Goal
In the items below, copy out the lines from the one with "x-axis-label: Grid position" to the one with "x-tick-label-1: 0.1 bbox=[567, 627, 621, 667]", both included, keeping every character unchanged.

Data lines
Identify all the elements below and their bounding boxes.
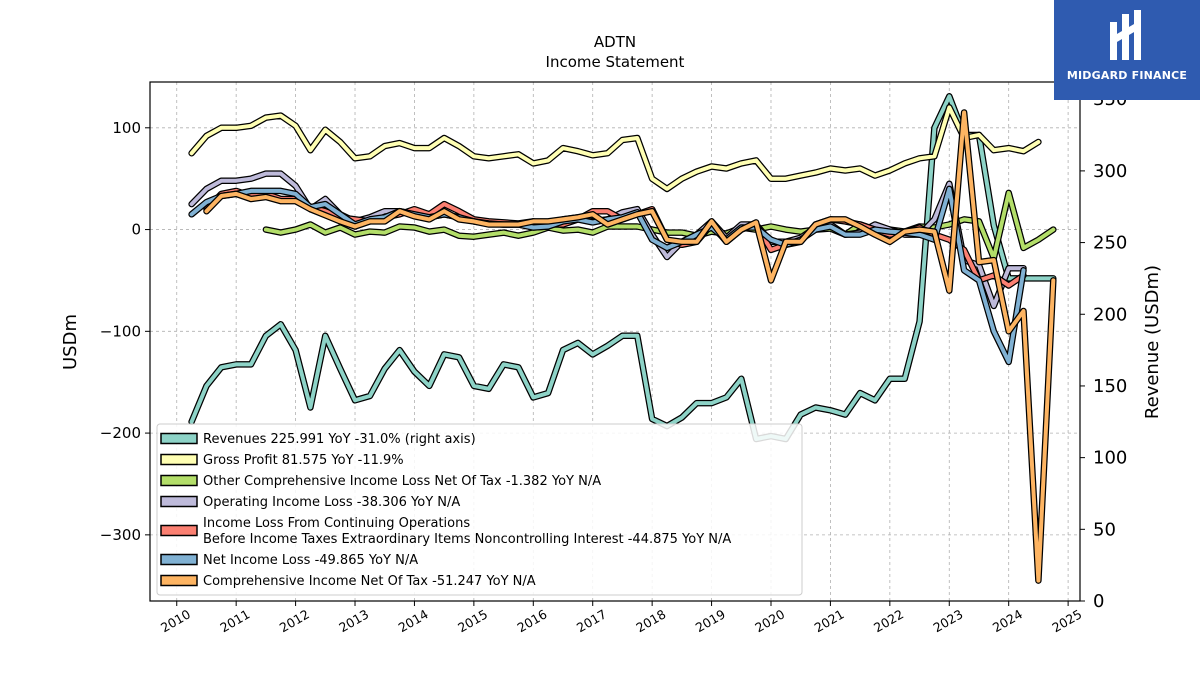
legend-swatch — [160, 495, 198, 508]
legend-item: Revenues 225.991 YoY -31.0% (right axis) — [160, 432, 476, 447]
chart-subtitle: Income Statement — [546, 53, 685, 71]
y-right-tick-label: 50 — [1093, 519, 1116, 540]
x-tick-label: 2013 — [336, 606, 371, 635]
legend-item: Gross Profit 81.575 YoY -11.9% — [160, 453, 404, 468]
x-tick-label: 2017 — [574, 606, 609, 635]
legend-swatch — [160, 524, 198, 537]
legend-swatch — [160, 432, 198, 445]
x-tick-label: 2022 — [871, 606, 906, 635]
legend-swatch — [160, 453, 198, 466]
legend-label: Comprehensive Income Net Of Tax -51.247 … — [203, 574, 536, 589]
x-tick-label: 2021 — [812, 606, 847, 635]
x-tick-label: 2023 — [930, 606, 965, 635]
legend-item: Income Loss From Continuing OperationsBe… — [160, 516, 731, 547]
x-tick-label: 2010 — [158, 606, 193, 635]
y-axis-right-label: Revenue (USDm) — [1142, 265, 1163, 419]
y-tick-label: −200 — [100, 424, 141, 442]
series-line — [189, 171, 1026, 308]
x-tick-label: 2016 — [515, 606, 550, 635]
series-line — [189, 94, 1056, 441]
y-tick-label: 100 — [112, 119, 141, 137]
x-tick-label: 2018 — [633, 606, 668, 635]
series-5 — [188, 185, 1027, 366]
x-tick-label: 2014 — [396, 606, 431, 635]
x-tick-label: 2025 — [1049, 606, 1084, 635]
x-tick-label: 2015 — [455, 606, 490, 635]
series-line — [189, 105, 1041, 191]
legend-swatch — [160, 474, 198, 487]
y-tick-label: 0 — [131, 221, 141, 239]
legend-item: Net Income Loss -49.865 YoY N/A — [160, 553, 418, 568]
legend-label: Revenues 225.991 YoY -31.0% (right axis) — [203, 432, 476, 447]
legend-item: Operating Income Loss -38.306 YoY N/A — [160, 495, 460, 510]
y-right-tick-label: 150 — [1093, 376, 1127, 397]
series-line — [189, 186, 1026, 364]
legend-label: Before Income Taxes Extraordinary Items … — [203, 532, 731, 547]
y-tick-label: −100 — [100, 322, 141, 340]
plot-frame — [149, 81, 1081, 602]
series-6 — [203, 109, 1057, 584]
x-tick-label: 2024 — [990, 606, 1025, 635]
x-tick-label: 2011 — [217, 606, 252, 635]
legend-label: Gross Profit 81.575 YoY -11.9% — [203, 453, 404, 468]
legend-label: Other Comprehensive Income Loss Net Of T… — [203, 474, 601, 489]
chart-title: ADTN — [594, 33, 636, 51]
x-tick-label: 2020 — [752, 606, 787, 635]
brand-logo: MIDGARD FINANCE — [1054, 0, 1200, 100]
legend-swatch — [160, 574, 198, 587]
series-lines — [188, 93, 1057, 584]
series-0 — [188, 93, 1057, 443]
y-right-tick-label: 250 — [1093, 233, 1127, 254]
legend-item: Other Comprehensive Income Loss Net Of T… — [160, 474, 601, 489]
legend-item: Comprehensive Income Net Of Tax -51.247 … — [160, 574, 536, 589]
x-tick-label: 2012 — [277, 606, 312, 635]
brand-name: MIDGARD FINANCE — [1066, 69, 1188, 82]
legend-label: Net Income Loss -49.865 YoY N/A — [203, 553, 418, 568]
series-1 — [188, 104, 1042, 193]
legend-box — [156, 423, 803, 596]
series-3 — [188, 170, 1027, 310]
legend-label: Income Loss From Continuing Operations — [203, 516, 470, 531]
legend: Revenues 225.991 YoY -31.0% (right axis)… — [156, 423, 803, 596]
y-right-tick-label: 100 — [1093, 448, 1127, 469]
midgard-logo-icon — [1110, 10, 1141, 60]
y-right-tick-label: 0 — [1093, 591, 1104, 612]
legend-label: Operating Income Loss -38.306 YoY N/A — [203, 495, 460, 510]
y-right-tick-label: 300 — [1093, 161, 1127, 182]
series-line-outline — [188, 170, 1027, 310]
x-tick-label: 2019 — [693, 606, 728, 635]
y-right-tick-label: 200 — [1093, 304, 1127, 325]
series-line — [204, 110, 1056, 583]
y-tick-label: −300 — [100, 526, 141, 544]
legend-swatch — [160, 553, 198, 566]
y-axis-label: USDm — [60, 314, 81, 370]
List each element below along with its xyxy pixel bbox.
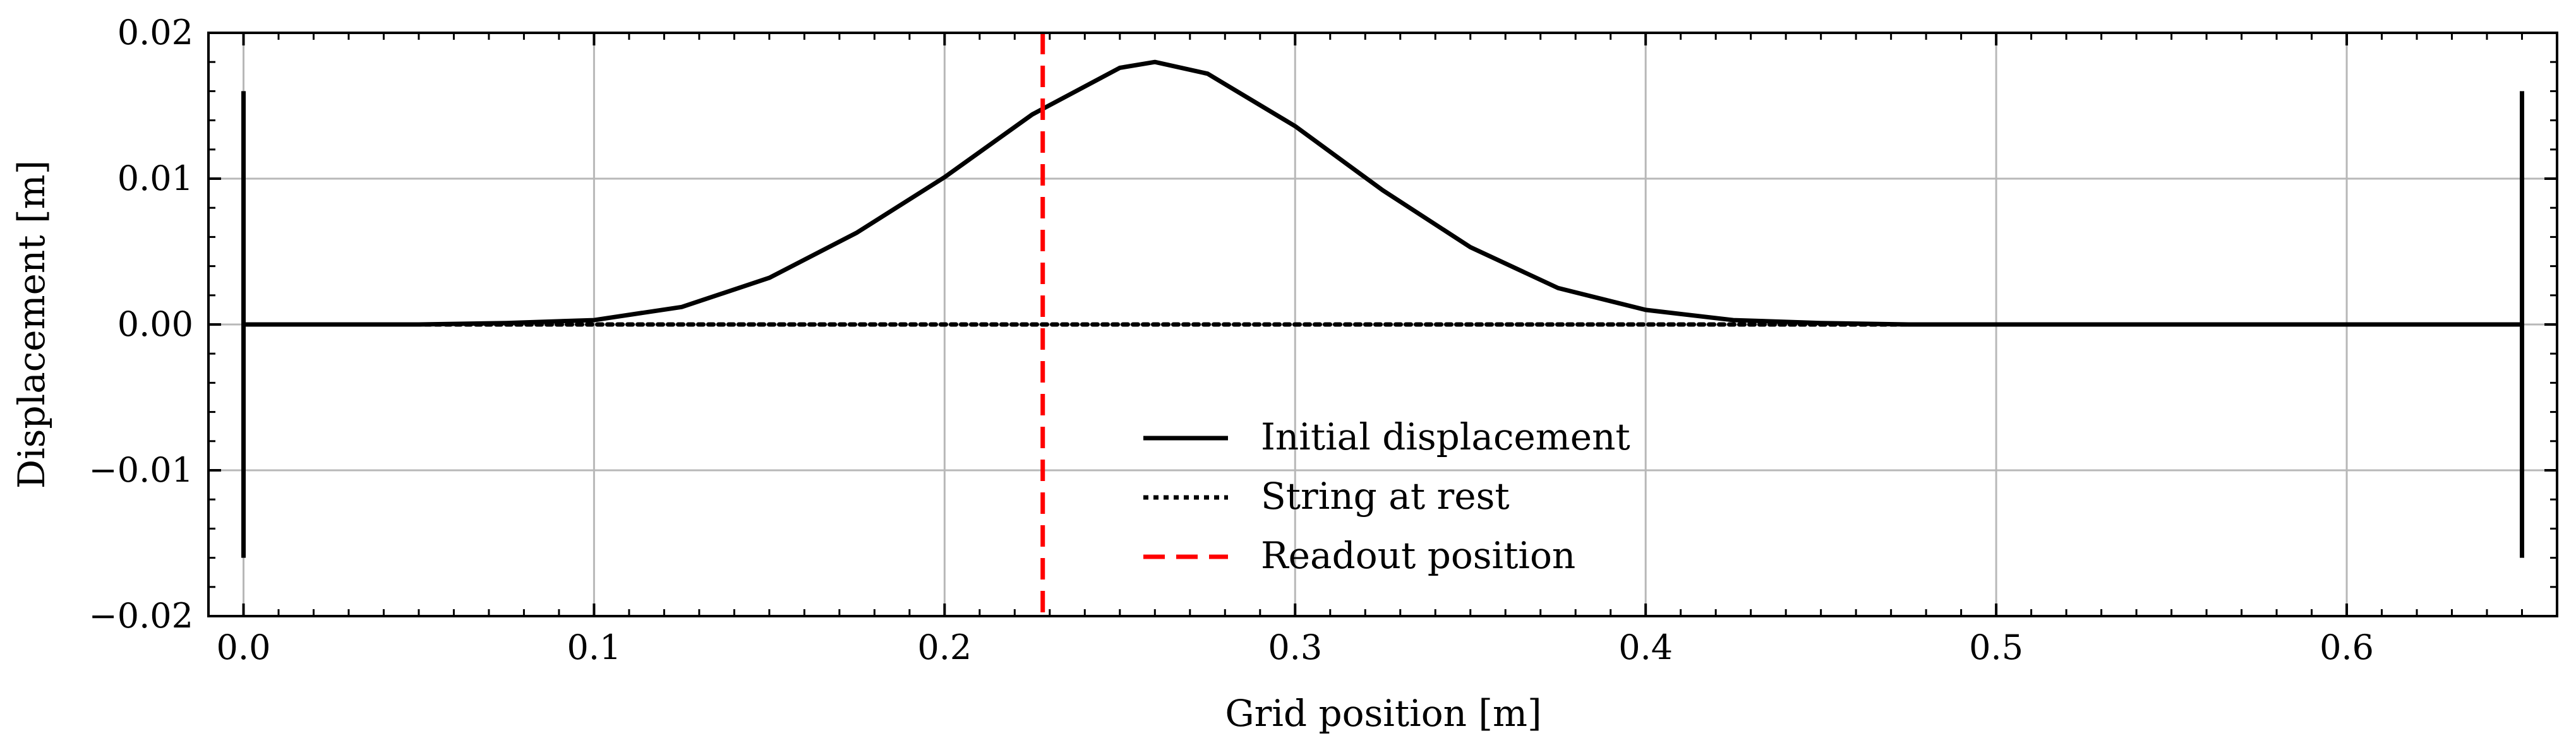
x-axis-label: Grid position [m] bbox=[1225, 692, 1541, 735]
y-tick-label-2: 0.00 bbox=[117, 304, 193, 344]
y-tick-label-4: −0.02 bbox=[89, 596, 193, 636]
tick-layer: 0.0 0.1 0.2 0.3 0.4 0.5 0.6 0.02 0.01 0.00 −0.01 −0… bbox=[89, 13, 2558, 667]
x-tick-label-4: 0.4 bbox=[1618, 627, 1673, 667]
x-tick-label-2: 0.2 bbox=[917, 627, 972, 667]
x-tick-label-0: 0.0 bbox=[217, 627, 271, 667]
y-tick-label-1: 0.01 bbox=[117, 158, 193, 198]
data-layer bbox=[241, 33, 2525, 616]
x-tick-label-1: 0.1 bbox=[567, 627, 621, 667]
legend-label-initial-displacement: Initial displacement bbox=[1261, 415, 1630, 458]
y-axis-label: Displacement [m] bbox=[10, 160, 53, 489]
x-tick-label-5: 0.5 bbox=[1969, 627, 2023, 667]
initial-displacement-line bbox=[241, 59, 2525, 327]
legend-label-readout-position: Readout position bbox=[1261, 534, 1575, 577]
x-tick-label-3: 0.3 bbox=[1268, 627, 1322, 667]
y-tick-label-3: −0.01 bbox=[89, 450, 193, 490]
x-tick-label-6: 0.6 bbox=[2320, 627, 2374, 667]
legend-label-string-at-rest: String at rest bbox=[1261, 475, 1510, 518]
legend: Initial displacement String at rest Read… bbox=[1143, 415, 1630, 577]
y-tick-label-0: 0.02 bbox=[117, 13, 193, 52]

Final result
x-axis-label: Grid position [m] bbox=[1225, 692, 1541, 735]
y-tick-label-2: 0.00 bbox=[117, 304, 193, 344]
y-tick-label-4: −0.02 bbox=[89, 596, 193, 636]
tick-layer: 0.0 0.1 0.2 0.3 0.4 0.5 0.6 0.02 0.01 0.00 −0.01 −0… bbox=[89, 13, 2558, 667]
x-tick-label-4: 0.4 bbox=[1618, 627, 1673, 667]
x-tick-label-2: 0.2 bbox=[917, 627, 972, 667]
x-tick-label-0: 0.0 bbox=[217, 627, 271, 667]
y-tick-label-1: 0.01 bbox=[117, 158, 193, 198]
data-layer bbox=[241, 33, 2525, 616]
x-tick-label-1: 0.1 bbox=[567, 627, 621, 667]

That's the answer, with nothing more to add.